Goal of the exercise:
Check every line of the entries below for the word "this", and copy the ones that have it.

★ ★ ★

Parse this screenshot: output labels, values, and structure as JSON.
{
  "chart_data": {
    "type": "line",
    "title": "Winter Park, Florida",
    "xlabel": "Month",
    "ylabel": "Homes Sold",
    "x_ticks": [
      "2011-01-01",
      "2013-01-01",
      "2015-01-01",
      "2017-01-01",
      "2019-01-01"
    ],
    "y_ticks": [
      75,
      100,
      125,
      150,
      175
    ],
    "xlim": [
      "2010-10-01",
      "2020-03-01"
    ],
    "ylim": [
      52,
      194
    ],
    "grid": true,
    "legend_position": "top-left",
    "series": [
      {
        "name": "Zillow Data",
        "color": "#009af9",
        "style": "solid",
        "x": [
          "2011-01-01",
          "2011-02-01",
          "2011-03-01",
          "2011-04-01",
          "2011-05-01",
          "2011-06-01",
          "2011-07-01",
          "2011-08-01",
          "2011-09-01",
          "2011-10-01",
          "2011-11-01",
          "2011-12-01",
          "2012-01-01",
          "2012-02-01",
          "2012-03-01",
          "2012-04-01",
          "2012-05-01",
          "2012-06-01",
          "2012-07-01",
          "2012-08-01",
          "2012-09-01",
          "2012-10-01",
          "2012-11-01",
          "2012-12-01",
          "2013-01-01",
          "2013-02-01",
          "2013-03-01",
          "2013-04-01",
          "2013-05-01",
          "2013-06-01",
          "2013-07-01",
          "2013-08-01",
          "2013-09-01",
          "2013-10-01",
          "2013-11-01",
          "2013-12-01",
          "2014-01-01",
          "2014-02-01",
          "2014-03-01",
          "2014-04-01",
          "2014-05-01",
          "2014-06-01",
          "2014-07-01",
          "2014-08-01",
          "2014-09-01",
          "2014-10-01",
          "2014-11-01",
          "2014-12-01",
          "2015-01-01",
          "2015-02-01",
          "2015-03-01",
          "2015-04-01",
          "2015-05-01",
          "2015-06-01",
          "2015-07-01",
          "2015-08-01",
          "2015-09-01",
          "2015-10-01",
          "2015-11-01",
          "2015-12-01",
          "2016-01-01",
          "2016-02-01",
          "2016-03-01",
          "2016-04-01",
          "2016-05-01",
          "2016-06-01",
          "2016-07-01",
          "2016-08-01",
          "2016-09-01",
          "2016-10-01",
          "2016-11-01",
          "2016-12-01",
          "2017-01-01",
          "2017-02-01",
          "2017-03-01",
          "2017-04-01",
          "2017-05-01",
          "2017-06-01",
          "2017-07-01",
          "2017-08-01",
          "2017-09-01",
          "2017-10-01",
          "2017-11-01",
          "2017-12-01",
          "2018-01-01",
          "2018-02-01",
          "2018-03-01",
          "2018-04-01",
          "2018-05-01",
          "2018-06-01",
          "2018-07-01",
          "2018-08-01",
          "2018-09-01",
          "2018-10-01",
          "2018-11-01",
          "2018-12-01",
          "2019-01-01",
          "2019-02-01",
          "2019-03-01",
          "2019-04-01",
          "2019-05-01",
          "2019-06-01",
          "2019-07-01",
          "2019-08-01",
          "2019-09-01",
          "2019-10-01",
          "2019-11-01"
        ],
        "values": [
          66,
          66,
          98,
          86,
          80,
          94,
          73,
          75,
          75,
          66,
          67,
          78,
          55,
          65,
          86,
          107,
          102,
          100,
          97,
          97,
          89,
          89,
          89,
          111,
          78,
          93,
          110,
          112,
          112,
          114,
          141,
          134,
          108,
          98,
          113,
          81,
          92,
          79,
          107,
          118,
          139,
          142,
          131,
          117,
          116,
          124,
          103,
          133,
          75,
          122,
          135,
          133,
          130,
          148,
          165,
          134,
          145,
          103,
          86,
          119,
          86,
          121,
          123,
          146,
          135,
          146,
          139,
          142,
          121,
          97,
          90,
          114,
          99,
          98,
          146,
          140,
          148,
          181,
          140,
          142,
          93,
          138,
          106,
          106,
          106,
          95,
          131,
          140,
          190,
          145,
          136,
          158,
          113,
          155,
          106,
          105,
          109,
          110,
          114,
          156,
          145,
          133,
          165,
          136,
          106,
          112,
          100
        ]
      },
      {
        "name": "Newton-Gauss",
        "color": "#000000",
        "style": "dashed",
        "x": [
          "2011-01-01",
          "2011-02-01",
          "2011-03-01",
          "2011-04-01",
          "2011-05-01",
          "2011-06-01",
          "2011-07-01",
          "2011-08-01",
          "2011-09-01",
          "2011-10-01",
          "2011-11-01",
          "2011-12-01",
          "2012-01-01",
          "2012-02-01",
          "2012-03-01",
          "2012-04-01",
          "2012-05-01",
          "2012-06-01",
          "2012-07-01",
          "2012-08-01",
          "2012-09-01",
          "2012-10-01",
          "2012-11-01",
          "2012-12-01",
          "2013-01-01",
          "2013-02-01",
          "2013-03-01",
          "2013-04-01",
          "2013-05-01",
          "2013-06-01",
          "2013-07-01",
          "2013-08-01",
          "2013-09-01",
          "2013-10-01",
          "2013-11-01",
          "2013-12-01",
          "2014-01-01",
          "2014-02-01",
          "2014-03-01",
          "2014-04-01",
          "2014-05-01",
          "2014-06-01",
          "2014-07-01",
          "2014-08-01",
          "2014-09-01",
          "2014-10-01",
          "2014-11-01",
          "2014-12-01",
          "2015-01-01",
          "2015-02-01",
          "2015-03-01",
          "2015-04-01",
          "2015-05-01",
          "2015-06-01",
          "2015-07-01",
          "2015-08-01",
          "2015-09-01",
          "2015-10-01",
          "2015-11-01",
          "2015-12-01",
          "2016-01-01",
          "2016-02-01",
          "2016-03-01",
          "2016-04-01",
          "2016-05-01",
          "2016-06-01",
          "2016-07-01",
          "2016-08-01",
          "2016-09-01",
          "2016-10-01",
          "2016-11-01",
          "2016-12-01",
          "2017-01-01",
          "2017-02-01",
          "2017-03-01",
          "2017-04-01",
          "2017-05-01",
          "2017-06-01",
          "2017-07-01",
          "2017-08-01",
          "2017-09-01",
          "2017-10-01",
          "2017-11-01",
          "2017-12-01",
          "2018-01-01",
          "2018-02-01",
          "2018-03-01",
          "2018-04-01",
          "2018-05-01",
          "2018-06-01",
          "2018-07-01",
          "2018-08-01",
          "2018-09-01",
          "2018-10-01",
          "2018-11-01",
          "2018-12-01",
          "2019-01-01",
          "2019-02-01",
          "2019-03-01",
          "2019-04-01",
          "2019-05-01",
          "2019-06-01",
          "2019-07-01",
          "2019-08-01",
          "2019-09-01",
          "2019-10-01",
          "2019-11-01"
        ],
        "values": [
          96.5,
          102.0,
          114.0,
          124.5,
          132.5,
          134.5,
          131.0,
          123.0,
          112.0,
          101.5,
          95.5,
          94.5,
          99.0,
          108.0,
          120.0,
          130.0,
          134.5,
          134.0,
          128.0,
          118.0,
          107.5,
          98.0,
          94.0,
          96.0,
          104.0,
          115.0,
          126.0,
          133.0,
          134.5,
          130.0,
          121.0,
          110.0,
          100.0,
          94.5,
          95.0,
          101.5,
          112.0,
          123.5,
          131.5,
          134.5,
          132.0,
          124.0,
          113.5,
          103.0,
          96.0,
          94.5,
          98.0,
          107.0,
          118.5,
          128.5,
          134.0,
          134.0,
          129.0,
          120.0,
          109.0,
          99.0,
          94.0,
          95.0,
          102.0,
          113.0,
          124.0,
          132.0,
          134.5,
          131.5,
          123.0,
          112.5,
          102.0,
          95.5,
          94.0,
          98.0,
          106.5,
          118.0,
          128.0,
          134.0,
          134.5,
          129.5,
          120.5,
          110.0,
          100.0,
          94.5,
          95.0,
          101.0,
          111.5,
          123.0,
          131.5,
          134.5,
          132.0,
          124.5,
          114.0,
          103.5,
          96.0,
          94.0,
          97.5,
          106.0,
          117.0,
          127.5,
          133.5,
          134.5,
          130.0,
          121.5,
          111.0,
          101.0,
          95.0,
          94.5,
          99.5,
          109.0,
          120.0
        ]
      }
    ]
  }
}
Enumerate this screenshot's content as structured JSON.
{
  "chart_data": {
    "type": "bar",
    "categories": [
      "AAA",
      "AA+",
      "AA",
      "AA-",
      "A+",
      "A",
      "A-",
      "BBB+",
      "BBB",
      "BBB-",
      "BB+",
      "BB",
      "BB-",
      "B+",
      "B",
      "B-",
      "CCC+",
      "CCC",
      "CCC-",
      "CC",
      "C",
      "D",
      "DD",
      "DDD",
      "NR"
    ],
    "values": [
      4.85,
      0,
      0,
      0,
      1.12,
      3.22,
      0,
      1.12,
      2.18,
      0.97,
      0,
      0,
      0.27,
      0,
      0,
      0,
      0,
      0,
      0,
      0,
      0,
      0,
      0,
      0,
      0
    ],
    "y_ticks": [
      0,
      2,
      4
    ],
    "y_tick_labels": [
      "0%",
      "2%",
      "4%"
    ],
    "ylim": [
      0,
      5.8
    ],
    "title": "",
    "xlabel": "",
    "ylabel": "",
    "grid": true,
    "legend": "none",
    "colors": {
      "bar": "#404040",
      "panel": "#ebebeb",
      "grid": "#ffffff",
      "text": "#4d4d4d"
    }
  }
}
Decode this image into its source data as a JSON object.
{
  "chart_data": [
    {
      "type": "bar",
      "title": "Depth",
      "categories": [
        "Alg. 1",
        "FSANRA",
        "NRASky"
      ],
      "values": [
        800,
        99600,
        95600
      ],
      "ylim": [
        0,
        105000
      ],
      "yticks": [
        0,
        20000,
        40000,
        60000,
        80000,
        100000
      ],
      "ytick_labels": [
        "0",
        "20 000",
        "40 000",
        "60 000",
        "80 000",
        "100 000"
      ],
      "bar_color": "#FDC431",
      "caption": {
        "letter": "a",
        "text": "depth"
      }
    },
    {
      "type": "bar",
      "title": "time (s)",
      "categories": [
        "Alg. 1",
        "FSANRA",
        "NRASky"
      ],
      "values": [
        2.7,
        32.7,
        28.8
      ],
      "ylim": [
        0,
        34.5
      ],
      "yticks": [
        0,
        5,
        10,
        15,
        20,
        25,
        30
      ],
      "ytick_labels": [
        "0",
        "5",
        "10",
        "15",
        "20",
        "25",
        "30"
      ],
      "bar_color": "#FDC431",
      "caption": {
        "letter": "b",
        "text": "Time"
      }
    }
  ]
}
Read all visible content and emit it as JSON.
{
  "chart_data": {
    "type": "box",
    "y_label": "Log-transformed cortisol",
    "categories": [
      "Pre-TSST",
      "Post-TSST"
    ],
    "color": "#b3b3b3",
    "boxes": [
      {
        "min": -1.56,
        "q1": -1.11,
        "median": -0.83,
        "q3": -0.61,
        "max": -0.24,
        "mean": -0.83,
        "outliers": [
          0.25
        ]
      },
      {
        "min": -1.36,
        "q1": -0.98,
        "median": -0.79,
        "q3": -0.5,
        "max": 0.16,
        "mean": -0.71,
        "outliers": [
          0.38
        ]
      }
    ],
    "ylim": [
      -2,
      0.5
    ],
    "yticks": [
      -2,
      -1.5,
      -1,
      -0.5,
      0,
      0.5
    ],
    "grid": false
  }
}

★ ★ ★

Result below:
Parse this screenshot: output labels, values, and structure as JSON.
Enumerate this screenshot's content as structured JSON.
Decode this image into its source data as a JSON object.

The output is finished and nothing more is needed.